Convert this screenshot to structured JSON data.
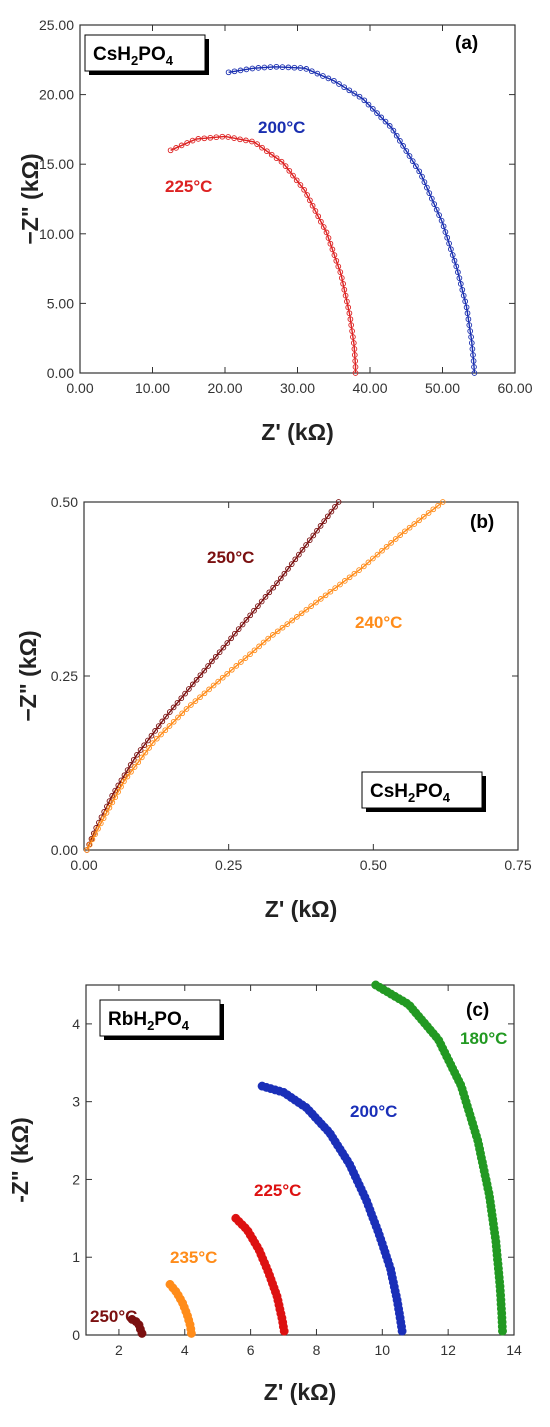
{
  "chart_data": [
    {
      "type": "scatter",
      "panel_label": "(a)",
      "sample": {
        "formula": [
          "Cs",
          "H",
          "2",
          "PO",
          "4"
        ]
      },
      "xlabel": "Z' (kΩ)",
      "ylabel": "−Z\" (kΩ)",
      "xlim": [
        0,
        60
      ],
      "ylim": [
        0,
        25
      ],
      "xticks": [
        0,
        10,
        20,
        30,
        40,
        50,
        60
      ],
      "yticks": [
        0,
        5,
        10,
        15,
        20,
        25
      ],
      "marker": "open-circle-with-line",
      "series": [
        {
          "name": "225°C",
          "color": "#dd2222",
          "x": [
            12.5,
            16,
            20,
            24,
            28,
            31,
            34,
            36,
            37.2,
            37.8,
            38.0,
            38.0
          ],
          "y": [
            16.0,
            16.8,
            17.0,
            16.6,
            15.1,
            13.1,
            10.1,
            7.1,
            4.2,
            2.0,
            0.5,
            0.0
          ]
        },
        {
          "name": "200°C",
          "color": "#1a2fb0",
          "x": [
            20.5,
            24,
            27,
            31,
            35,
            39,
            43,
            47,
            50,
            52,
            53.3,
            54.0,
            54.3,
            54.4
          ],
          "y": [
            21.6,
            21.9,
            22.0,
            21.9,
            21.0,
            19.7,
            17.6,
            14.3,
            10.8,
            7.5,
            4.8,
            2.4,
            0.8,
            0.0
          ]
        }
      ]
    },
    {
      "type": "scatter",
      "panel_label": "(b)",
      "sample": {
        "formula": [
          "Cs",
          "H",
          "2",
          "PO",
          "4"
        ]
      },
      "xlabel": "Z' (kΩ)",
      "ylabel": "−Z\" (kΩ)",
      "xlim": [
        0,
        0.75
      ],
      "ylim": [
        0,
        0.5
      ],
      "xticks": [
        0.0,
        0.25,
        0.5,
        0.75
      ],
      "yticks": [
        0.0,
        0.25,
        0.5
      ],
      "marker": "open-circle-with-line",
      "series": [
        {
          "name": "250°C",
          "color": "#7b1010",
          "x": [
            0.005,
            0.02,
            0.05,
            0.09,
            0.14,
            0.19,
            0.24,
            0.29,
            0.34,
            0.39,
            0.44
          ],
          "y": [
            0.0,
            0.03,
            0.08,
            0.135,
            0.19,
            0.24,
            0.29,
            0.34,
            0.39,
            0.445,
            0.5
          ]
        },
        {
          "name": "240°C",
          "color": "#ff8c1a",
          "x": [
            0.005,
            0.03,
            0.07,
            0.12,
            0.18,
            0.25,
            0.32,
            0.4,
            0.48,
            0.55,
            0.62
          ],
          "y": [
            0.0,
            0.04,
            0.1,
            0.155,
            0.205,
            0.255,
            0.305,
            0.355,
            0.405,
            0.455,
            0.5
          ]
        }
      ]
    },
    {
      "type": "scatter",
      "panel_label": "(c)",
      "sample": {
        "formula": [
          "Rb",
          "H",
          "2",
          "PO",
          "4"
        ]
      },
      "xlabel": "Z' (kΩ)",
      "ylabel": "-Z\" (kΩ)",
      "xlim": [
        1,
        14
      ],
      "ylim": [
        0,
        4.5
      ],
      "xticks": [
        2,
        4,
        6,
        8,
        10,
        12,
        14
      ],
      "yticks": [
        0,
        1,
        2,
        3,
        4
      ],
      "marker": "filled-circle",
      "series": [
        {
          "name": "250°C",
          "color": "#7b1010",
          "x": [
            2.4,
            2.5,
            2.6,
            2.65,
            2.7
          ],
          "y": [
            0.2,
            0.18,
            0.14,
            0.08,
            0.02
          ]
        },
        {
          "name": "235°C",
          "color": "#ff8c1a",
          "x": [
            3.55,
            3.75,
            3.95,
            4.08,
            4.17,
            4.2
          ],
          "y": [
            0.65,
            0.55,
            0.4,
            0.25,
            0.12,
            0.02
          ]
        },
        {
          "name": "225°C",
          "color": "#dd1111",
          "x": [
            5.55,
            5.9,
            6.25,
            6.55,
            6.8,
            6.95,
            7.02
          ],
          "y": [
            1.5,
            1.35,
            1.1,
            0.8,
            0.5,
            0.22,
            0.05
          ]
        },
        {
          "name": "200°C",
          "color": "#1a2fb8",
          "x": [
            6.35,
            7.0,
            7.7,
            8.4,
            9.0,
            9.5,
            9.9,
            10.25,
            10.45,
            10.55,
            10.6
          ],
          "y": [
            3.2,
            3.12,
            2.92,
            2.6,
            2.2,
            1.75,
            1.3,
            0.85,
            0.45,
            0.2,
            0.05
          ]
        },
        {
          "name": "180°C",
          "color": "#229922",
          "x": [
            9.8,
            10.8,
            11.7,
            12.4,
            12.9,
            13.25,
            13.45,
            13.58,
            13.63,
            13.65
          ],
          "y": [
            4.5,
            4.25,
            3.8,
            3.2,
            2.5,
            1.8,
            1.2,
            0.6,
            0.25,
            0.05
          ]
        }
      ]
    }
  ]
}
·····
- **Task instructions**:
Skip the pictures and transcribe the rest of the records exactly.

- **Answer**:
Convert this screenshot to structured JSON data.
{
  "chart_data": [
    {
      "type": "scatter",
      "panel_label": "(a)",
      "sample": {
        "formula": [
          "Cs",
          "H",
          "2",
          "PO",
          "4"
        ]
      },
      "xlabel": "Z' (kΩ)",
      "ylabel": "−Z\" (kΩ)",
      "xlim": [
        0,
        60
      ],
      "ylim": [
        0,
        25
      ],
      "xticks": [
        0,
        10,
        20,
        30,
        40,
        50,
        60
      ],
      "yticks": [
        0,
        5,
        10,
        15,
        20,
        25
      ],
      "marker": "open-circle-with-line",
      "series": [
        {
          "name": "225°C",
          "color": "#dd2222",
          "x": [
            12.5,
            16,
            20,
            24,
            28,
            31,
            34,
            36,
            37.2,
            37.8,
            38.0,
            38.0
          ],
          "y": [
            16.0,
            16.8,
            17.0,
            16.6,
            15.1,
            13.1,
            10.1,
            7.1,
            4.2,
            2.0,
            0.5,
            0.0
          ]
        },
        {
          "name": "200°C",
          "color": "#1a2fb0",
          "x": [
            20.5,
            24,
            27,
            31,
            35,
            39,
            43,
            47,
            50,
            52,
            53.3,
            54.0,
            54.3,
            54.4
          ],
          "y": [
            21.6,
            21.9,
            22.0,
            21.9,
            21.0,
            19.7,
            17.6,
            14.3,
            10.8,
            7.5,
            4.8,
            2.4,
            0.8,
            0.0
          ]
        }
      ]
    },
    {
      "type": "scatter",
      "panel_label": "(b)",
      "sample": {
        "formula": [
          "Cs",
          "H",
          "2",
          "PO",
          "4"
        ]
      },
      "xlabel": "Z' (kΩ)",
      "ylabel": "−Z\" (kΩ)",
      "xlim": [
        0,
        0.75
      ],
      "ylim": [
        0,
        0.5
      ],
      "xticks": [
        0.0,
        0.25,
        0.5,
        0.75
      ],
      "yticks": [
        0.0,
        0.25,
        0.5
      ],
      "marker": "open-circle-with-line",
      "series": [
        {
          "name": "250°C",
          "color": "#7b1010",
          "x": [
            0.005,
            0.02,
            0.05,
            0.09,
            0.14,
            0.19,
            0.24,
            0.29,
            0.34,
            0.39,
            0.44
          ],
          "y": [
            0.0,
            0.03,
            0.08,
            0.135,
            0.19,
            0.24,
            0.29,
            0.34,
            0.39,
            0.445,
            0.5
          ]
        },
        {
          "name": "240°C",
          "color": "#ff8c1a",
          "x": [
            0.005,
            0.03,
            0.07,
            0.12,
            0.18,
            0.25,
            0.32,
            0.4,
            0.48,
            0.55,
            0.62
          ],
          "y": [
            0.0,
            0.04,
            0.1,
            0.155,
            0.205,
            0.255,
            0.305,
            0.355,
            0.405,
            0.455,
            0.5
          ]
        }
      ]
    },
    {
      "type": "scatter",
      "panel_label": "(c)",
      "sample": {
        "formula": [
          "Rb",
          "H",
          "2",
          "PO",
          "4"
        ]
      },
      "xlabel": "Z' (kΩ)",
      "ylabel": "-Z\" (kΩ)",
      "xlim": [
        1,
        14
      ],
      "ylim": [
        0,
        4.5
      ],
      "xticks": [
        2,
        4,
        6,
        8,
        10,
        12,
        14
      ],
      "yticks": [
        0,
        1,
        2,
        3,
        4
      ],
      "marker": "filled-circle",
      "series": [
        {
          "name": "250°C",
          "color": "#7b1010",
          "x": [
            2.4,
            2.5,
            2.6,
            2.65,
            2.7
          ],
          "y": [
            0.2,
            0.18,
            0.14,
            0.08,
            0.02
          ]
        },
        {
          "name": "235°C",
          "color": "#ff8c1a",
          "x": [
            3.55,
            3.75,
            3.95,
            4.08,
            4.17,
            4.2
          ],
          "y": [
            0.65,
            0.55,
            0.4,
            0.25,
            0.12,
            0.02
          ]
        },
        {
          "name": "225°C",
          "color": "#dd1111",
          "x": [
            5.55,
            5.9,
            6.25,
            6.55,
            6.8,
            6.95,
            7.02
          ],
          "y": [
            1.5,
            1.35,
            1.1,
            0.8,
            0.5,
            0.22,
            0.05
          ]
        },
        {
          "name": "200°C",
          "color": "#1a2fb8",
          "x": [
            6.35,
            7.0,
            7.7,
            8.4,
            9.0,
            9.5,
            9.9,
            10.25,
            10.45,
            10.55,
            10.6
          ],
          "y": [
            3.2,
            3.12,
            2.92,
            2.6,
            2.2,
            1.75,
            1.3,
            0.85,
            0.45,
            0.2,
            0.05
          ]
        },
        {
          "name": "180°C",
          "color": "#229922",
          "x": [
            9.8,
            10.8,
            11.7,
            12.4,
            12.9,
            13.25,
            13.45,
            13.58,
            13.63,
            13.65
          ],
          "y": [
            4.5,
            4.25,
            3.8,
            3.2,
            2.5,
            1.8,
            1.2,
            0.6,
            0.25,
            0.05
          ]
        }
      ]
    }
  ]
}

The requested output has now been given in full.